# Start of Exercise input
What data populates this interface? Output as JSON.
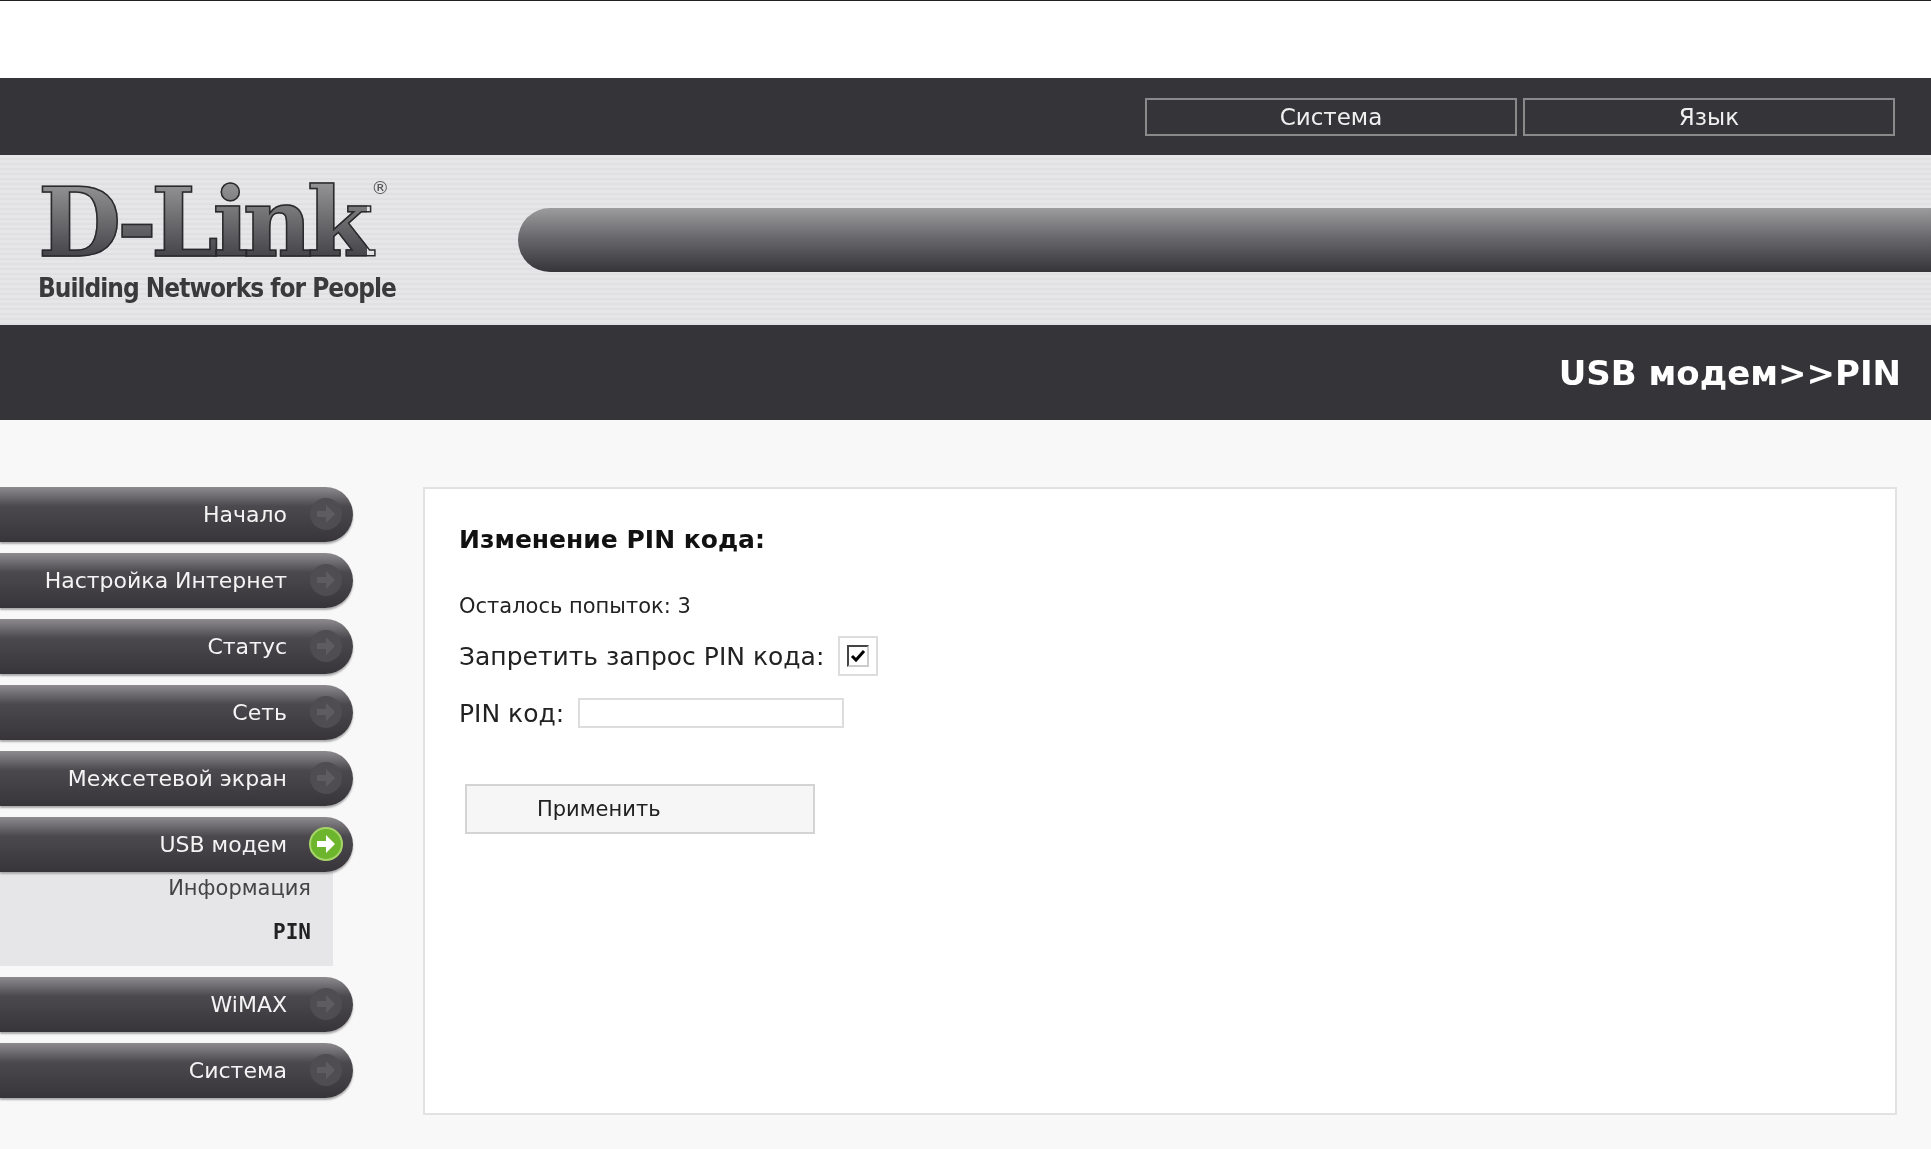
{
  "top_menu": [
    {
      "label": "Система"
    },
    {
      "label": "Язык"
    }
  ],
  "logo": {
    "name": "D-Link",
    "mark": "®",
    "tagline": "Building Networks for People"
  },
  "breadcrumb": "USB модем>>PIN",
  "sidebar": {
    "items": [
      {
        "label": "Начало",
        "selected": false
      },
      {
        "label": "Настройка Интернет",
        "selected": false
      },
      {
        "label": "Статус",
        "selected": false
      },
      {
        "label": "Сеть",
        "selected": false
      },
      {
        "label": "Межсетевой экран",
        "selected": false
      },
      {
        "label": "USB модем",
        "selected": true,
        "children": [
          {
            "label": "Информация",
            "selected": false
          },
          {
            "label": "PIN",
            "selected": true
          }
        ]
      },
      {
        "label": "WiMAX",
        "selected": false
      },
      {
        "label": "Система",
        "selected": false
      }
    ]
  },
  "form": {
    "title": "Изменение PIN кода:",
    "attempts": "Осталось попыток: 3",
    "disable_label": "Запретить запрос PIN кода:",
    "disable_checked": true,
    "pin_label": "PIN код:",
    "apply_button": "Применить"
  }
}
# End of Exercise input
→ The request
Copy out each line that contains the word "кода".

→ Exercise response
    "title": "Изменение PIN кода:",
    "disable_label": "Запретить запрос PIN кода:",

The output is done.